* Start DATA LISTING *

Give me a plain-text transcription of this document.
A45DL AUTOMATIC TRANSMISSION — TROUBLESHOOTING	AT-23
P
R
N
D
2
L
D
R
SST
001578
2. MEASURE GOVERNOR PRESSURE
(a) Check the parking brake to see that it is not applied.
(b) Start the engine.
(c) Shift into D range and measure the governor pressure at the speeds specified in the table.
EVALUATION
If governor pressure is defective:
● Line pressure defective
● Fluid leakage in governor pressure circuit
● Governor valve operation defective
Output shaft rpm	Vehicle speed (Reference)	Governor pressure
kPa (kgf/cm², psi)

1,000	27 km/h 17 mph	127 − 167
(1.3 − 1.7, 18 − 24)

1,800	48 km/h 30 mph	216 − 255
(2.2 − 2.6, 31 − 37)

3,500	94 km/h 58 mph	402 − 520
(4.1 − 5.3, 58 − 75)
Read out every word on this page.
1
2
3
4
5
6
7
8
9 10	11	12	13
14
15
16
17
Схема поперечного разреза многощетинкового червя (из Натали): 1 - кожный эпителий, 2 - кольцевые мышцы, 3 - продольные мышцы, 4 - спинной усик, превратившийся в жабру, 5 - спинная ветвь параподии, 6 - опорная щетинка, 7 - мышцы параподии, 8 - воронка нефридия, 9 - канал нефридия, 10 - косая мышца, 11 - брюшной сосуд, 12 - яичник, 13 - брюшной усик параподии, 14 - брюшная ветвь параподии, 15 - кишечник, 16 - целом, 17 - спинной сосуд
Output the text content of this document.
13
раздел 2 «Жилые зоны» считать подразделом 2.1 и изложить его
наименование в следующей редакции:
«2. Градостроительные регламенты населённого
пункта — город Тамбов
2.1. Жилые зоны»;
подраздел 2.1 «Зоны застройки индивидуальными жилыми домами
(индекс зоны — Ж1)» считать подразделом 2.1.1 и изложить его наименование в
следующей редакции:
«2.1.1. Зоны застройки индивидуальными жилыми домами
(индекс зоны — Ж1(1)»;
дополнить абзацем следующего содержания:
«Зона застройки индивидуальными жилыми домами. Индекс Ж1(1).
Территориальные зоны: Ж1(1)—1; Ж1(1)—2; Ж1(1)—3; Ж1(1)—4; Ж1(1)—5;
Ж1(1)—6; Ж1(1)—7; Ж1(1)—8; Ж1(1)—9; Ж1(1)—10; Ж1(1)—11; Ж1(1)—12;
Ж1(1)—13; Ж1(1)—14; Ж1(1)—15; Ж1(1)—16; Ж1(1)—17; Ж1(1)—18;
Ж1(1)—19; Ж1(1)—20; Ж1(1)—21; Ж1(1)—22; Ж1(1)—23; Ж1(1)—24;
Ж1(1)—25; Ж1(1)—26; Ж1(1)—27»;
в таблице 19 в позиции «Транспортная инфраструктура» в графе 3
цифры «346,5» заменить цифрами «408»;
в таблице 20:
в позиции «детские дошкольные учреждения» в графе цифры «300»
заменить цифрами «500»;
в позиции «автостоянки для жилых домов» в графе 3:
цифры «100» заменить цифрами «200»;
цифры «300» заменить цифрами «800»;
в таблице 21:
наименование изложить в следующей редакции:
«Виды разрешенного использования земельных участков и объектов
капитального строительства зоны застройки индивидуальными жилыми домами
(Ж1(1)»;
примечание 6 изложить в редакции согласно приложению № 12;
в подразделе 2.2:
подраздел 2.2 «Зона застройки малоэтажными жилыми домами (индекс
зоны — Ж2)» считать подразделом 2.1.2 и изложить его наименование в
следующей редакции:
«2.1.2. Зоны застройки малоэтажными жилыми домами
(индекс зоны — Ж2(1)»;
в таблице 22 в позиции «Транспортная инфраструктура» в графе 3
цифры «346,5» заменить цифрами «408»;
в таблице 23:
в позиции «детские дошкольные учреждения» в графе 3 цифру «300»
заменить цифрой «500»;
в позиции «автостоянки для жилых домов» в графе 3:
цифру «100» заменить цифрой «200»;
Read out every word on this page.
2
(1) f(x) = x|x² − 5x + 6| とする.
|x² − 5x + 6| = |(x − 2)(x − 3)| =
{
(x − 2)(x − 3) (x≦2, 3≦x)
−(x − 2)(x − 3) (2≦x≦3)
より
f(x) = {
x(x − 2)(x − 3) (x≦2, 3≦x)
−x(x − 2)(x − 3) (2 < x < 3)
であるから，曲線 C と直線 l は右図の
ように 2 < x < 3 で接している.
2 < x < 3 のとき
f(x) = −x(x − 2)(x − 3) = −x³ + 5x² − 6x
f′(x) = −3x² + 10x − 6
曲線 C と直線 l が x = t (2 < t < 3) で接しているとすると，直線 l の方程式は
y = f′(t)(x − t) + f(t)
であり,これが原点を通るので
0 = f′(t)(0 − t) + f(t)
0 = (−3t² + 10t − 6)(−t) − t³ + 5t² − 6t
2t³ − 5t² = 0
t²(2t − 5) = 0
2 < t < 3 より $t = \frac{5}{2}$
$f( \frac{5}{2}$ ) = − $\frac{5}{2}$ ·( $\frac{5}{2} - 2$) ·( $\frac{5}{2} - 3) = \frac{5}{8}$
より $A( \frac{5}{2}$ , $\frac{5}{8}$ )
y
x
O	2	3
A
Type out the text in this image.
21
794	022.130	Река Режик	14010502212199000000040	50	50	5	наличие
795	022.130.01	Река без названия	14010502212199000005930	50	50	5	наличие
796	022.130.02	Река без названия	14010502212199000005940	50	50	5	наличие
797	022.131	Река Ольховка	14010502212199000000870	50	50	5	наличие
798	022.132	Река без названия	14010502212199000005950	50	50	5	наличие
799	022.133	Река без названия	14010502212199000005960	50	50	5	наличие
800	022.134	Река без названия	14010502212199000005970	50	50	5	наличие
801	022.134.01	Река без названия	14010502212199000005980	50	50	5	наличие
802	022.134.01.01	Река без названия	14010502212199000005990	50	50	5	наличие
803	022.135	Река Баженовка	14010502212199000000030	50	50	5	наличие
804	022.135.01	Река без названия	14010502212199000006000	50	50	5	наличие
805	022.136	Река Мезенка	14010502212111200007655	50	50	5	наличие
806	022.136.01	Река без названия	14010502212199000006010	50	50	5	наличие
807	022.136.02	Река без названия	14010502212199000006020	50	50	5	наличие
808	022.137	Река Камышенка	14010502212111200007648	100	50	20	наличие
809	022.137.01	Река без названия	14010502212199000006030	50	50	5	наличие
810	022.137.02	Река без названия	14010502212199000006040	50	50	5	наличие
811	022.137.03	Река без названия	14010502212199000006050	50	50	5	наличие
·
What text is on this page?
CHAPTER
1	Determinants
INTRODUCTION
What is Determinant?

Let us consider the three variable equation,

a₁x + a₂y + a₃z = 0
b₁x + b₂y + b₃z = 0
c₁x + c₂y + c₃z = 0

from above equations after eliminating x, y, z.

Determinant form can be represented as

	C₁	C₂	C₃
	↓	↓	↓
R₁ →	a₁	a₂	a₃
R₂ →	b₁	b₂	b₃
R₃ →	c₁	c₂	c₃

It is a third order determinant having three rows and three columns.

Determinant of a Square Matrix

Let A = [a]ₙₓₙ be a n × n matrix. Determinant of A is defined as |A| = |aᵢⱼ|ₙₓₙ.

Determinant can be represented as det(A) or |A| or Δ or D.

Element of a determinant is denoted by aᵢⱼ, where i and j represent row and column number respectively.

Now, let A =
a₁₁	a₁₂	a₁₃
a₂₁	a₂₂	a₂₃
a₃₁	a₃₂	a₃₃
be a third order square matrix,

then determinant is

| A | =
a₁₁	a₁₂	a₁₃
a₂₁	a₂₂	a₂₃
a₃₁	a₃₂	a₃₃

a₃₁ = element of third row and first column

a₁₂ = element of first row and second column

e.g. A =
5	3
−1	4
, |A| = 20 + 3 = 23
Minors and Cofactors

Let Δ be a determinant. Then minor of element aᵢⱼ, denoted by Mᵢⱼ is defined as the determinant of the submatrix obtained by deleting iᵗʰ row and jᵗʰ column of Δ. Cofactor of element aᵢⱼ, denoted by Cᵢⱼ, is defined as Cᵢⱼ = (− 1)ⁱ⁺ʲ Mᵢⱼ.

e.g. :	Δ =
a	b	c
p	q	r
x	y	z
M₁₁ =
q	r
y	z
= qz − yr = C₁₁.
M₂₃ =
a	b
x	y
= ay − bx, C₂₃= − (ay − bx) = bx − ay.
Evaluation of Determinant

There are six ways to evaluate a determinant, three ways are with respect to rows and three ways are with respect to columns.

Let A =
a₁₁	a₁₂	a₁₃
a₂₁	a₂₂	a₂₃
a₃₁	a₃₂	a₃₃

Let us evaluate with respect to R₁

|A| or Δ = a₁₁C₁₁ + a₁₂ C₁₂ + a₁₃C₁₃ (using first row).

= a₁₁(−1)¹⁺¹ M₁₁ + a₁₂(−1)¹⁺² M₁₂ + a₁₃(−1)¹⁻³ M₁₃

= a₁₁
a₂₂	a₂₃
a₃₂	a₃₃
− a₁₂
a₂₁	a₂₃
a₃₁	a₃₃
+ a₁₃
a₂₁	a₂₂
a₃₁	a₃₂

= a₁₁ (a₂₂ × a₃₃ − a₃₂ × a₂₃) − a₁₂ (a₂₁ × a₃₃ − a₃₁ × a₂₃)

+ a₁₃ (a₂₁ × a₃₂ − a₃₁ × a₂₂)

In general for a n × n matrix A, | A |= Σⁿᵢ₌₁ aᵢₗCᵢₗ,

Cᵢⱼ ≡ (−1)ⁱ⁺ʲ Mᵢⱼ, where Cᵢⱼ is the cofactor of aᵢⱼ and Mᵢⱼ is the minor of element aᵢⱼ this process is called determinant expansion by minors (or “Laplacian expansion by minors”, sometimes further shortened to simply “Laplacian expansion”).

* End DATA LISTING *

REQUIREMENTS -
From the data, collect all lines where the string "графе" appears.

SOLUTION BELOW -
в таблице 19 в позиции «Транспортная инфраструктура» в графе 3
в позиции «детские дошкольные учреждения» в графе цифры «300»
в позиции «автостоянки для жилых домов» в графе 3:
в таблице 22 в позиции «Транспортная инфраструктура» в графе 3
в позиции «детские дошкольные учреждения» в графе 3 цифру «300»
в позиции «автостоянки для жилых домов» в графе 3:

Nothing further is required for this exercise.